_Entries shown_:
== Segment start ==

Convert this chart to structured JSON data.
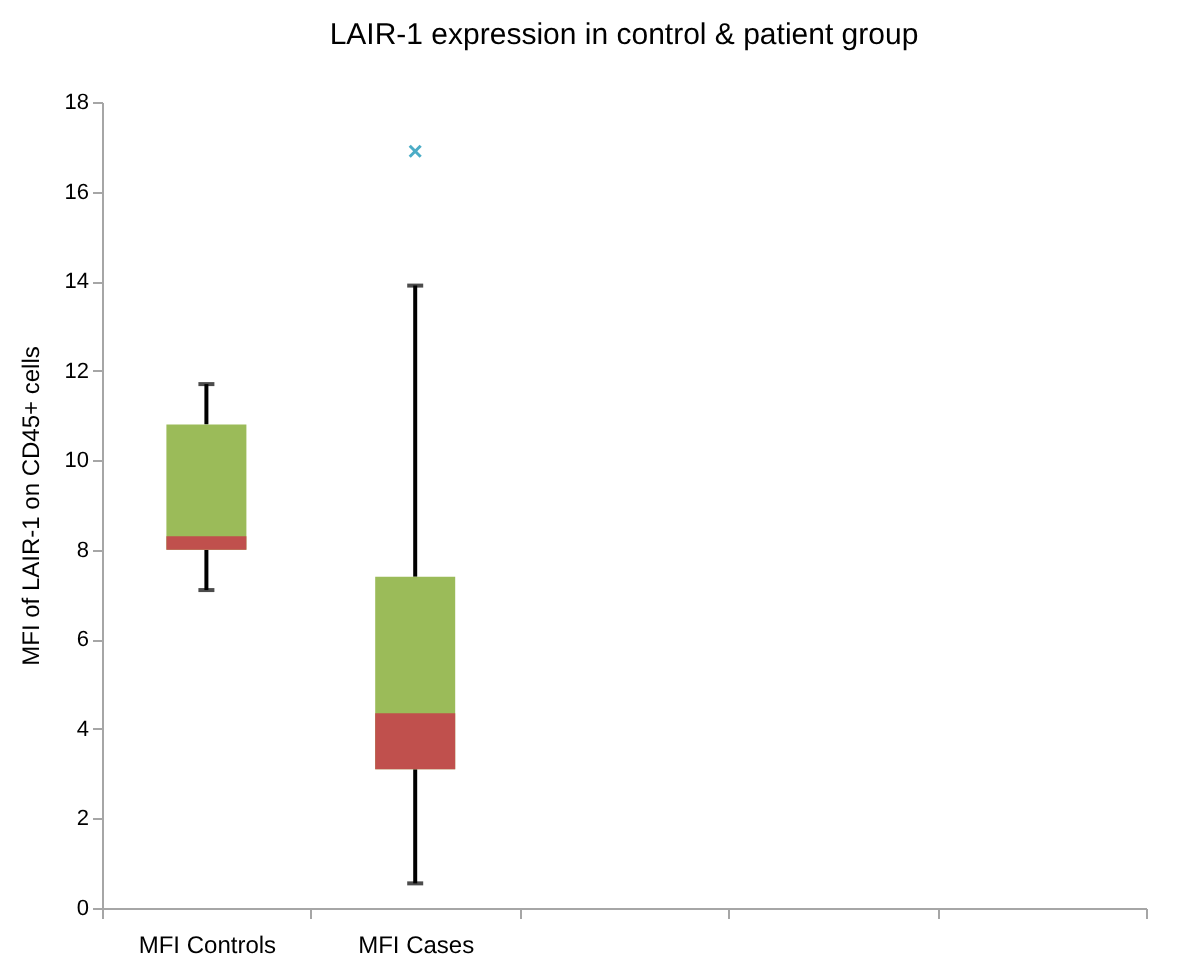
{
  "chart_data": {
    "type": "box",
    "title": "LAIR-1 expression in control & patient group",
    "ylabel": "MFI of LAIR-1 on CD45+ cells",
    "categories": [
      "MFI Controls",
      "MFI Cases",
      null,
      null,
      null
    ],
    "series": [
      {
        "color": "#9bbb59",
        "boxes": [
          {
            "low": 7.1,
            "q1": 8.0,
            "median": 8.3,
            "q3": 10.8,
            "high": 11.7
          },
          {
            "low": 0.55,
            "q1": 3.1,
            "median": 4.35,
            "q3": 7.4,
            "high": 13.9,
            "outliers": [
              16.9
            ]
          },
          null,
          null,
          null
        ]
      }
    ],
    "marker": "cross",
    "ylim": [
      0,
      18
    ],
    "yticks": [
      0,
      2,
      4,
      6,
      8,
      10,
      12,
      14,
      16,
      18
    ],
    "grid": false
  }
}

== Segment end ==

Reproduce each line above exactly, but not a single picture.

_Task solution_:
Convert this chart to structured JSON data.
{
  "chart_data": {
    "type": "box",
    "title": "LAIR-1 expression in control & patient group",
    "ylabel": "MFI of LAIR-1 on CD45+ cells",
    "categories": [
      "MFI Controls",
      "MFI Cases",
      null,
      null,
      null
    ],
    "series": [
      {
        "color": "#9bbb59",
        "boxes": [
          {
            "low": 7.1,
            "q1": 8.0,
            "median": 8.3,
            "q3": 10.8,
            "high": 11.7
          },
          {
            "low": 0.55,
            "q1": 3.1,
            "median": 4.35,
            "q3": 7.4,
            "high": 13.9,
            "outliers": [
              16.9
            ]
          },
          null,
          null,
          null
        ]
      }
    ],
    "marker": "cross",
    "ylim": [
      0,
      18
    ],
    "yticks": [
      0,
      2,
      4,
      6,
      8,
      10,
      12,
      14,
      16,
      18
    ],
    "grid": false
  }
}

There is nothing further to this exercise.